* _Material provided_:

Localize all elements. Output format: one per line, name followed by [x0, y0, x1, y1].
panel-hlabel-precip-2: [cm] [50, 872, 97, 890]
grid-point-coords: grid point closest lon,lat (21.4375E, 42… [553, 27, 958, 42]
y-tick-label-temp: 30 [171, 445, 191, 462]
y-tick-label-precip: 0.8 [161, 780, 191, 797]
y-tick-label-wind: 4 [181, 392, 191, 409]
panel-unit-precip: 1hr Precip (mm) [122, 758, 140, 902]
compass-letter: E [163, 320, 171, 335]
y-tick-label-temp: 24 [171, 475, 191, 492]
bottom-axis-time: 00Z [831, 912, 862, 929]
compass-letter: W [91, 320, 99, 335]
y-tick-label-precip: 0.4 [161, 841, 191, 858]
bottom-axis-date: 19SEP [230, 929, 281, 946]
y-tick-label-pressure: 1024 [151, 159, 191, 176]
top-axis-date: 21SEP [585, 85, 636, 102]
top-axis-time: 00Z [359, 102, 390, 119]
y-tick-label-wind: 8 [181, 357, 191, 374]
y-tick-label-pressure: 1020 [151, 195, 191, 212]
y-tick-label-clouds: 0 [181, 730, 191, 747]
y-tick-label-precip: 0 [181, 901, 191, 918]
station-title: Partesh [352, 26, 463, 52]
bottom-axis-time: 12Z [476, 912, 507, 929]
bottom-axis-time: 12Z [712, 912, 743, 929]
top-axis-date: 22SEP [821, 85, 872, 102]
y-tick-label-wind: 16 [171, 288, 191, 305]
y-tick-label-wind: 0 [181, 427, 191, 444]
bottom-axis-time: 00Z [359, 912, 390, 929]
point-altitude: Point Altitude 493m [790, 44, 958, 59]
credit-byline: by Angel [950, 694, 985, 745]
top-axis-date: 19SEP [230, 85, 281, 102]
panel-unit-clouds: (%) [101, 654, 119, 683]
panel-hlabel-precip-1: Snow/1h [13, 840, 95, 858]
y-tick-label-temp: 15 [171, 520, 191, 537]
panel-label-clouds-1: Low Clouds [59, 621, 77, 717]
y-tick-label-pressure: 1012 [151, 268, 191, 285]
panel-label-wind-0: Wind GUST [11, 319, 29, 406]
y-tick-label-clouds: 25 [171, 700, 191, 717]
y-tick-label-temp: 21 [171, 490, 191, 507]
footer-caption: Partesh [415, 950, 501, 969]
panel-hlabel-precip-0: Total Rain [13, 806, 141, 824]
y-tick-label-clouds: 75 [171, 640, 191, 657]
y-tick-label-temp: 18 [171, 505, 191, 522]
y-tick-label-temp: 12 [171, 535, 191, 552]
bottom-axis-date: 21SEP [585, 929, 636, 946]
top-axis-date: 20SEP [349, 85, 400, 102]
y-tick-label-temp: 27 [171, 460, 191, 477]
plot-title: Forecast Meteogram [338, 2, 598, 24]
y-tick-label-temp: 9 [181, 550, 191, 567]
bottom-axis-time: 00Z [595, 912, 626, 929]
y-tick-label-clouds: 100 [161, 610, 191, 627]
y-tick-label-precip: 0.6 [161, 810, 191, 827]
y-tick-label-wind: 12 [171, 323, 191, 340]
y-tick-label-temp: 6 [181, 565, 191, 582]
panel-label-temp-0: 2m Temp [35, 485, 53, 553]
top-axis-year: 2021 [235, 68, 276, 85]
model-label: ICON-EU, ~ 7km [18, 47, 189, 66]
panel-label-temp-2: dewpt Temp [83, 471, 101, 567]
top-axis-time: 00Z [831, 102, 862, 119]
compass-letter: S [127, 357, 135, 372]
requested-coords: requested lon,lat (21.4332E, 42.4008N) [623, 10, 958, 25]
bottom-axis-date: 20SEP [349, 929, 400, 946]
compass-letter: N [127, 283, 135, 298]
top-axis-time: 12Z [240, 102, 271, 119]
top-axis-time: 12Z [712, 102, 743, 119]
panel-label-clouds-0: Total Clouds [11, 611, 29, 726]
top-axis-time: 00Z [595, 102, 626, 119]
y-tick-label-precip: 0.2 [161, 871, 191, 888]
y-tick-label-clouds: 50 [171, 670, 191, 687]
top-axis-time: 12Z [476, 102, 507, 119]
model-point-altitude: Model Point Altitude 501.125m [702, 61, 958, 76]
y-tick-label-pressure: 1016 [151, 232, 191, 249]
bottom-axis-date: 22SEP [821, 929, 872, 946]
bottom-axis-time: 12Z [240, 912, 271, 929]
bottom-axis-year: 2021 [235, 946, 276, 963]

* _Exercise goal_:
Return the listing above unchanged, starting with its first line and ending with the line that contains "y-tick-label-precip: 0.4 [161, 841, 191, 858]", with that line included.

* _Problem solution_:
Localize all elements. Output format: one per line, name followed by [x0, y0, x1, y1].
panel-hlabel-precip-2: [cm] [50, 872, 97, 890]
grid-point-coords: grid point closest lon,lat (21.4375E, 42… [553, 27, 958, 42]
y-tick-label-temp: 30 [171, 445, 191, 462]
y-tick-label-precip: 0.8 [161, 780, 191, 797]
y-tick-label-wind: 4 [181, 392, 191, 409]
panel-unit-precip: 1hr Precip (mm) [122, 758, 140, 902]
compass-letter: E [163, 320, 171, 335]
y-tick-label-temp: 24 [171, 475, 191, 492]
bottom-axis-time: 00Z [831, 912, 862, 929]
compass-letter: W [91, 320, 99, 335]
y-tick-label-precip: 0.4 [161, 841, 191, 858]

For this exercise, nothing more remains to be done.